Si riporta di seguito la lettera del presidente Confesercenti di Ravenna, Mauro Tagiuri e del direttore, Graziano Gozi indirizzata al sindaco di Ravenna Michele de Pascale.
“Signor Sindaco,
non ci stancheremo mai di ripetere che ci è chiara l’emergenza sanitaria e che la pandemia va contrastata. Ci preme tuttavia evidenziare diversi aspetti e vorremmo si guardasse la realtà dei fatti. Dall’8 marzo Ravenna è in zona rossa. È la sesta settimana di zona rossa. Cosa cambia rispetto a quella arancione? Che sono chiusi i negozi di abbigliamento, calzature e oreficerie, oltre a quelli dei parrucchieri ed estetisti. Poi c’è una lunga lista di “attività essenziali” cui è consentita l’apertura. Dentro a questi c’è di tutto: fioristi, ferramenta, profumerie, negozi di articoli sportivi, negozi di casalinghi, ottici, concessionarie d’auto, negozi di biancheria, negozi di telefonia, negozi di elettrodomestici, negozi di abbigliamento per bambini, edicole, cartolerie, librerie, eccetera, eccetera. Lo scenario diventa quello di un contesto in cui la parte preponderante delle attività commerciali è aperta ed una minoranza chiusa. Una evidente discriminazione del tutto irragionevole. Le sembra uno schema serio? Lei crede veramente che la pandemia possa essere arrestata in questo modo? Impedendo di lavorare a pochi esercizi commerciali che rispettano i protocolli di sicurezza e fanno entrare poche persone per volta nella propria attività? Per noi è una visione totalmente sbagliata e se anche a Lei sembra che ci sia qualcosa da correggere, Le chiediamo di fare tutto il possibile ed intervenire. Le scelte del Governo, della Regione sembrano tese a voler “salvare” la stagione turistica. É comprensibile e condivisibile. Ma esiste una “stagione” anche per abbigliamento e calzature, purtroppo pare non essersene accorto nessuno. I magazzini dei negozi sono pieni di merci, le nostre attività sono chiuse da oltre un mese e non sappiamo quando potremo riaprire. I nostri sono settori su cui c’è stata scarsa attenzione anche nelle politiche dei sostegni. Non ce la facciamo più! Molti di noi, seriamente, rischiano di non poter più riaprire. Il nostro è un grido disperato: fateci aprire subito! Ogni giorno che passa può essere quello che ci impedisce di sopravvivere”.

*-*-*

▶ Consegne da svolgere:
**A)** Estrai dalla lettera di Confesercenti il passo che inizia con "Si riporta di" e termina con "Michele de Pascale.".
**B)** Riscrivi in forma più breve il paragrafo della lettera di Confesercenti che comincia con "non ci stancheremo mai di ripetere", conservandone i fatti principali.
L'elenco che segue è materiale a sé, distinto dalla lettera di Confesercenti.

▶ Elenco riportato:

*-*-*

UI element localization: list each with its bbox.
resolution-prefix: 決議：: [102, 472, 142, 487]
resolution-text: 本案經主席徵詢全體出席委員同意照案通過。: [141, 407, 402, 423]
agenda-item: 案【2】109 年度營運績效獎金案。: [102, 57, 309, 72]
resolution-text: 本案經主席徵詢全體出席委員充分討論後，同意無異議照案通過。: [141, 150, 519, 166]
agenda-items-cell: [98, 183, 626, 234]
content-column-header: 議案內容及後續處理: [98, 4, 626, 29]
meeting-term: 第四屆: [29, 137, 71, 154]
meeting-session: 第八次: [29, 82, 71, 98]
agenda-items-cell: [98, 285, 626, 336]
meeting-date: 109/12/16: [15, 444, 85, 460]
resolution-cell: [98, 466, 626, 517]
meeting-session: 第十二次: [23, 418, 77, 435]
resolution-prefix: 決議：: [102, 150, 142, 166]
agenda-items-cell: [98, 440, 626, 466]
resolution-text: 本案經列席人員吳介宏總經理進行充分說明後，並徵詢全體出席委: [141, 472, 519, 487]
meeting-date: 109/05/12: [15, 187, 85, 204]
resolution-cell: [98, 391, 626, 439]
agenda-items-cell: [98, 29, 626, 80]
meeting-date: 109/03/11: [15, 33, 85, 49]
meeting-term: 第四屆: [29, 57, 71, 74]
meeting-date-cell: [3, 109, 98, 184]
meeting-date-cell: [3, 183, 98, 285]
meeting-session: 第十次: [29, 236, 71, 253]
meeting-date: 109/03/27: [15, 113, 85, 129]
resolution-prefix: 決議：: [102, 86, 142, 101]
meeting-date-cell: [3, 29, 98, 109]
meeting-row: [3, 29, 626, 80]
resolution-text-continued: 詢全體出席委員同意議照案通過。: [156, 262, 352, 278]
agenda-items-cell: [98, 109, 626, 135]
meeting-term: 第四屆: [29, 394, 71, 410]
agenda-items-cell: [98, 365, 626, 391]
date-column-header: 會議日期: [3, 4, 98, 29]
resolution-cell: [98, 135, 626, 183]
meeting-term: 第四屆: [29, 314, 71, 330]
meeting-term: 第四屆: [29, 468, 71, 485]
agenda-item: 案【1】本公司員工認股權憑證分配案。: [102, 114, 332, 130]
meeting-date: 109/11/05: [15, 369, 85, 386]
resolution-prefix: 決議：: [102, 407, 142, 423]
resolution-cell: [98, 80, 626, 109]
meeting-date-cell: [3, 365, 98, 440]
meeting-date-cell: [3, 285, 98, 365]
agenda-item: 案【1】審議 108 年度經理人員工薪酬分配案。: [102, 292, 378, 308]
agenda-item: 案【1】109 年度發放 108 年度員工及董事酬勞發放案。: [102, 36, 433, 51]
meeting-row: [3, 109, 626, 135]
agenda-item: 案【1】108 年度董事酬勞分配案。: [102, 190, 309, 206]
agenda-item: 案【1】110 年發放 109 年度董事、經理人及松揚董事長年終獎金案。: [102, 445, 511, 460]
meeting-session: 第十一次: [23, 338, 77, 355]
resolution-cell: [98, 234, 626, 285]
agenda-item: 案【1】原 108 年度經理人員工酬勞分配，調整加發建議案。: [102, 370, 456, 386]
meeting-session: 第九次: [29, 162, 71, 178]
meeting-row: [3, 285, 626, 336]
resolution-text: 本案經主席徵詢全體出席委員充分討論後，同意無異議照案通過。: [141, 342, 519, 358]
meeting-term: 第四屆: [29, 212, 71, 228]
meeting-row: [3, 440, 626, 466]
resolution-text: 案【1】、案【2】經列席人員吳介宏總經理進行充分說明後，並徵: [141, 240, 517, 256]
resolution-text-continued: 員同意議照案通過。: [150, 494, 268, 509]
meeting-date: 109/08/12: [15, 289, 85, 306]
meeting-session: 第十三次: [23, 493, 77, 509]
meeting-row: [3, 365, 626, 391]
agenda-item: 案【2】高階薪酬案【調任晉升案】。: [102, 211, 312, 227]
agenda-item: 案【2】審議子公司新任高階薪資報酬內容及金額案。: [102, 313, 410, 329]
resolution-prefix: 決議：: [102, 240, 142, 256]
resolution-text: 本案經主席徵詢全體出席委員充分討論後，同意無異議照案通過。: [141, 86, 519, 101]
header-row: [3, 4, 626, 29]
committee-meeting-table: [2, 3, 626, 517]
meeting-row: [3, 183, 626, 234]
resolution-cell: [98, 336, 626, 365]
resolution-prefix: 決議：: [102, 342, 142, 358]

*-*-*

▶ Risultati attesi:
**A)**
Si riporta di seguito la lettera del presidente Confesercenti di Ravenna, Mauro Tagiuri e del direttore, Graziano Gozi indirizzata al sindaco di Ravenna Michele de Pascale.

**B)** Pur riconoscendo l'emergenza sanitaria, gli autori osservano che Ravenna è in zona rossa dall'8 marzo, da sei settimane. Rispetto alla zona arancione restano chiusi solo abbigliamento, calzature, oreficerie, parrucchieri ed estetisti. Resta invece aperta una lunga lista di "attività essenziali", dai fioristi alle librerie. Così la maggior parte dei negozi lavora e una minoranza resta chiusa: per loro è una discriminazione irragionevole, che non ferma la pandemia, e chiedono al sindaco di intervenire. Governo e Regione puntano a salvare la stagione turistica, ma anche abbigliamento e calzature hanno una loro stagione. I magazzini sono pieni e le attività sono chiuse da oltre un mese, senza una data di riapertura. Questi settori hanno ricevuto pochi sostegni e molti rischiano di non riaprire più. Da qui la richiesta di riaprire subito.